◆ **Your task**: From the listing below, extract every line in which the word "part" appears.

========================================================================

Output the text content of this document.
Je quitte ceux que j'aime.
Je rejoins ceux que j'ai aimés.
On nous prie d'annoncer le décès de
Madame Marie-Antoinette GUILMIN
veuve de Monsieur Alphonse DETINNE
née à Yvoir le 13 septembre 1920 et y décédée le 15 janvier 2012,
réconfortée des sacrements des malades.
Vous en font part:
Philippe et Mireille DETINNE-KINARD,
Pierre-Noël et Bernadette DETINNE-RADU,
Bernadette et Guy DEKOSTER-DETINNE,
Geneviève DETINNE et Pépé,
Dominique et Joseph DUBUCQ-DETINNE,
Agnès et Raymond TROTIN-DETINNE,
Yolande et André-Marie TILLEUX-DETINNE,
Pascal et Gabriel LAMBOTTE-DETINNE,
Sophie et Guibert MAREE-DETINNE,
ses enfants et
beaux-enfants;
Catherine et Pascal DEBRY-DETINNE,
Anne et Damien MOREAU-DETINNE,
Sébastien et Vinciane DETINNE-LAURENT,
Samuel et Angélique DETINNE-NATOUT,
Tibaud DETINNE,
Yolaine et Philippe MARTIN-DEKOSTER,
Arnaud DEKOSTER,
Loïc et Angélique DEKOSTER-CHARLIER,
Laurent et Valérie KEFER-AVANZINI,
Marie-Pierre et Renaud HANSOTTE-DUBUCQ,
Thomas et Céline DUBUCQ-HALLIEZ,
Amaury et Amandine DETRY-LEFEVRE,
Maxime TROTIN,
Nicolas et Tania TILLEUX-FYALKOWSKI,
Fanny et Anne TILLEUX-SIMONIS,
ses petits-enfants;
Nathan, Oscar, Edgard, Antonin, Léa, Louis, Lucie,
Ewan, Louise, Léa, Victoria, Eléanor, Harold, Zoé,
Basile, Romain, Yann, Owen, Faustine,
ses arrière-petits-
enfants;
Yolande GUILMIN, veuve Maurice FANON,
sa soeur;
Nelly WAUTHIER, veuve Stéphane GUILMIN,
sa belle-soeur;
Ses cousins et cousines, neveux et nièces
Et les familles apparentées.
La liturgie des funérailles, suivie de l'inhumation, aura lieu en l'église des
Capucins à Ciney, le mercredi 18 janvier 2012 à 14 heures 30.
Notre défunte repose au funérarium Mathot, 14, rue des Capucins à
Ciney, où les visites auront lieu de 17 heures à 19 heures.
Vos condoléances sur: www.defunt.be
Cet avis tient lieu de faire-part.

========================================================================

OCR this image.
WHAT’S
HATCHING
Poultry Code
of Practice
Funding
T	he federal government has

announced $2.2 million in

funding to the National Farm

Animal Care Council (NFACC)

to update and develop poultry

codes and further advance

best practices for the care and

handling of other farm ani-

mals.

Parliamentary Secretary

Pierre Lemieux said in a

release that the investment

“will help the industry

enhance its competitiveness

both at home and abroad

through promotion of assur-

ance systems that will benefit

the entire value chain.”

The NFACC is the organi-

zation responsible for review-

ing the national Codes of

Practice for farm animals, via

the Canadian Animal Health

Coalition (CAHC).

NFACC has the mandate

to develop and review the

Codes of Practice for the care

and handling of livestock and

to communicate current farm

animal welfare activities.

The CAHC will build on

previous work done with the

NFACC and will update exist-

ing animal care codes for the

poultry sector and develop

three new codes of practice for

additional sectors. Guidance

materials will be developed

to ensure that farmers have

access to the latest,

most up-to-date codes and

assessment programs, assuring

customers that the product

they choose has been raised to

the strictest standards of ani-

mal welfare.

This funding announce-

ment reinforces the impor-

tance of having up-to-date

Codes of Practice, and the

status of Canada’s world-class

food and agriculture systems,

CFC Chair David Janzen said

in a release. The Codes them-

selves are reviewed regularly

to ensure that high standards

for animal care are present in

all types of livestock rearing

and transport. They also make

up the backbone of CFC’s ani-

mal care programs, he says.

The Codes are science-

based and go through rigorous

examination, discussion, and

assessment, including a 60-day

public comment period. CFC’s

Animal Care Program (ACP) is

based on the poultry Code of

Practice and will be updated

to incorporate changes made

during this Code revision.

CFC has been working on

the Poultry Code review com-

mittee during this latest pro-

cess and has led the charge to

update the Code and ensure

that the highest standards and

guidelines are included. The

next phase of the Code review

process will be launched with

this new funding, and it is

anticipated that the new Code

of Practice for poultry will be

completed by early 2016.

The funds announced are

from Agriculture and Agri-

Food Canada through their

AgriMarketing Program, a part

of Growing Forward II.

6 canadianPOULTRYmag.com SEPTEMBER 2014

========================================================================

◆ **Solution to the problem**:
Vous en font part:
Cet avis tient lieu de faire-part.
AgriMarketing Program, a part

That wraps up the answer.